→ **AIM OF THE EXERCISE**:
Can you extract, word for word, the lines of the entries below starting at the line that contains "Patent image size: (931, 993)." and ending at the final line of the entries, with both of those lines included?

(Dataset excerpt)

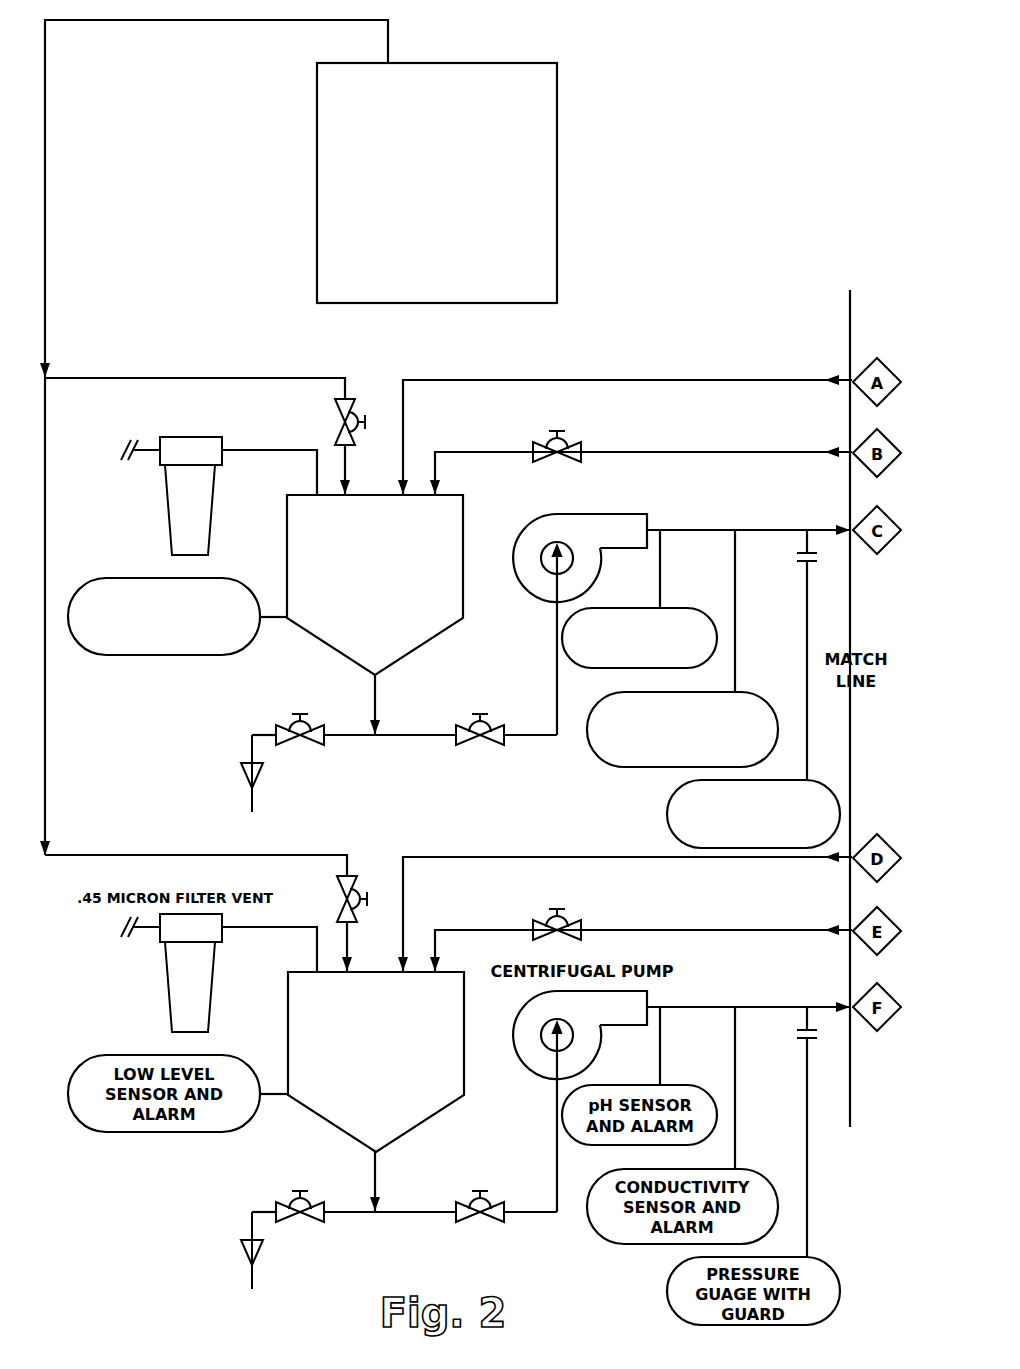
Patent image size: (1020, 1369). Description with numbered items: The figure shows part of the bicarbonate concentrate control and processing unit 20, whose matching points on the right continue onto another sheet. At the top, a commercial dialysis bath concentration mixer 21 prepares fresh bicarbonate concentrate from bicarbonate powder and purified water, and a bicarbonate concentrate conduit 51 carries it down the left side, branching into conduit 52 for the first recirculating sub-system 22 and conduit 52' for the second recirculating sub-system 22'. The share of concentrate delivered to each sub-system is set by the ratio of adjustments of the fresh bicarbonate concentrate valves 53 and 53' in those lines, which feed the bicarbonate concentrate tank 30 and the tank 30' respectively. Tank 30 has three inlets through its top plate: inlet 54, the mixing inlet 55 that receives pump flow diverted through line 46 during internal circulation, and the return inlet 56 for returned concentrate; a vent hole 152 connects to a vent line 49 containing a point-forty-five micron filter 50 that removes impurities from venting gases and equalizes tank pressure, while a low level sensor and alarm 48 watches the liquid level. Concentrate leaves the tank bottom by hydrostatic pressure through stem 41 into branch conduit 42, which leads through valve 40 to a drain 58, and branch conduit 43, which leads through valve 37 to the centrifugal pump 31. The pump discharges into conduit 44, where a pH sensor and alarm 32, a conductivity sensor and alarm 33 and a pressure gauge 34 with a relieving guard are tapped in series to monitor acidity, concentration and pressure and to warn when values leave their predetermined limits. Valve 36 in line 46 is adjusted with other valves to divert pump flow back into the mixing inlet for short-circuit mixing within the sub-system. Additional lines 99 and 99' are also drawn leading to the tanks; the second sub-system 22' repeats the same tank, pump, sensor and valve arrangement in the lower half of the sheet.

The bicarbonate concentrate control and processing unit 20 is at (592, 308).
The commercial dialysis bath concentration mixer 21 is at (316, 137).
The first recirculating sub-system 22 is at (198, 723).
The bicarbonate concentrate tank 30 is at (375, 585).
The centrifugal pump 31 is at (528, 598).
The pH sensor and alarm 32 is at (687, 607).
The conductivity sensor and alarm 33 is at (762, 693).
The pressure gauge 34 is at (822, 781).
The valve 36 is at (576, 445).
The valve 37 is at (490, 727).
The valve 40 is at (283, 727).
The stem 41 is at (377, 696).
The branch conduit 42 is at (345, 737).
The branch conduit 43 is at (412, 737).
The conduit 44 is at (778, 528).
The line 46 is at (718, 451).
The low level sensor and alarm 48 is at (175, 656).
The vent line 49 is at (281, 456).
The 0.45 micron filter 50 is at (200, 504).
The bicarbonate concentrate conduit 51 is at (45, 203).
The conduit 52 is at (195, 373).
The fresh bicarbonate concentrate valve 53 is at (360, 432).
The inlet 54 is at (349, 497).
The mixing inlet 55 is at (405, 497).
The return inlet 56 is at (437, 497).
The drain 58 is at (253, 795).
The recirculation line 99 is at (625, 423).
The vent hole 152 is at (313, 497).
The conduit 52' is at (196, 849).
The fresh bicarbonate concentrate valve 53' is at (361, 906).
The second recirculation line 99' is at (625, 900).
The bicarbonate concentrate tank 30' is at (376, 1062).
The second recirculating sub-system 22' is at (202, 1195).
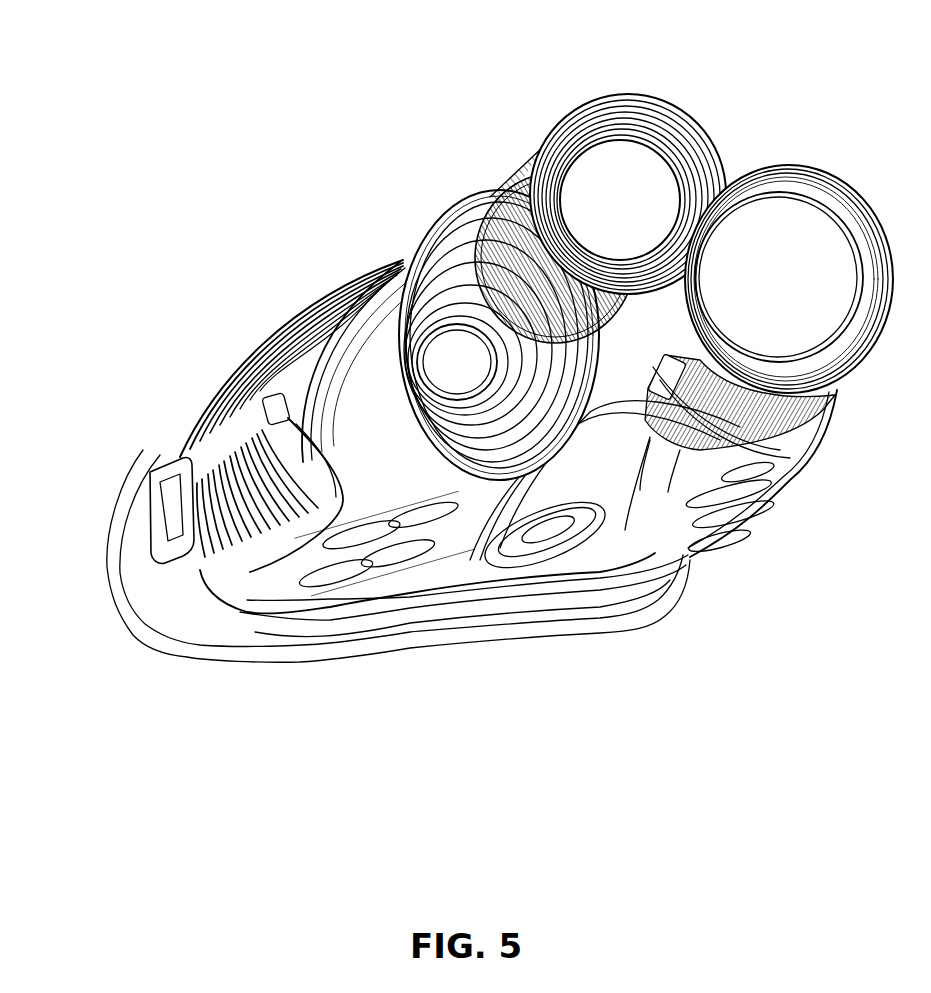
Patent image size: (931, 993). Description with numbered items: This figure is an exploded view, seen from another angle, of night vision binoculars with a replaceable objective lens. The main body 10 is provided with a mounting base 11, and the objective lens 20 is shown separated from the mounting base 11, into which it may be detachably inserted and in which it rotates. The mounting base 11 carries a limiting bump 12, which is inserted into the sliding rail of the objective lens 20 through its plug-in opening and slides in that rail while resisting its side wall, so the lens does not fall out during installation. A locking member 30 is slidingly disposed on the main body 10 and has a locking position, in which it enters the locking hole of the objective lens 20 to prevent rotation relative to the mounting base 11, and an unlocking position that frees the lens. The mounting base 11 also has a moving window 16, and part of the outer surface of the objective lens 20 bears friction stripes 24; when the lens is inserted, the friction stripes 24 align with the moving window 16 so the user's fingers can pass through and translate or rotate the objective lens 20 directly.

The main body 10 is at (300, 600).
The mounting base 11 is at (367, 367).
The limiting bump 12 is at (491, 198).
The moving window 16 is at (390, 280).
The objective lens 20 is at (623, 180).
The friction stripes 24 is at (650, 296).
The locking member 30 is at (403, 253).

→ **FINISHED ANSWER**:
Patent image size: (931, 993). Description with numbered items: This figure is an exploded view, seen from another angle, of night vision binoculars with a replaceable objective lens. The main body 10 is provided with a mounting base 11, and the objective lens 20 is shown separated from the mounting base 11, into which it may be detachably inserted and in which it rotates. The mounting base 11 carries a limiting bump 12, which is inserted into the sliding rail of the objective lens 20 through its plug-in opening and slides in that rail while resisting its side wall, so the lens does not fall out during installation. A locking member 30 is slidingly disposed on the main body 10 and has a locking position, in which it enters the locking hole of the objective lens 20 to prevent rotation relative to the mounting base 11, and an unlocking position that frees the lens. The mounting base 11 also has a moving window 16, and part of the outer surface of the objective lens 20 bears friction stripes 24; when the lens is inserted, the friction stripes 24 align with the moving window 16 so the user's fingers can pass through and translate or rotate the objective lens 20 directly.

The main body 10 is at (300, 600).
The mounting base 11 is at (367, 367).
The limiting bump 12 is at (491, 198).
The moving window 16 is at (390, 280).
The objective lens 20 is at (623, 180).
The friction stripes 24 is at (650, 296).
The locking member 30 is at (403, 253).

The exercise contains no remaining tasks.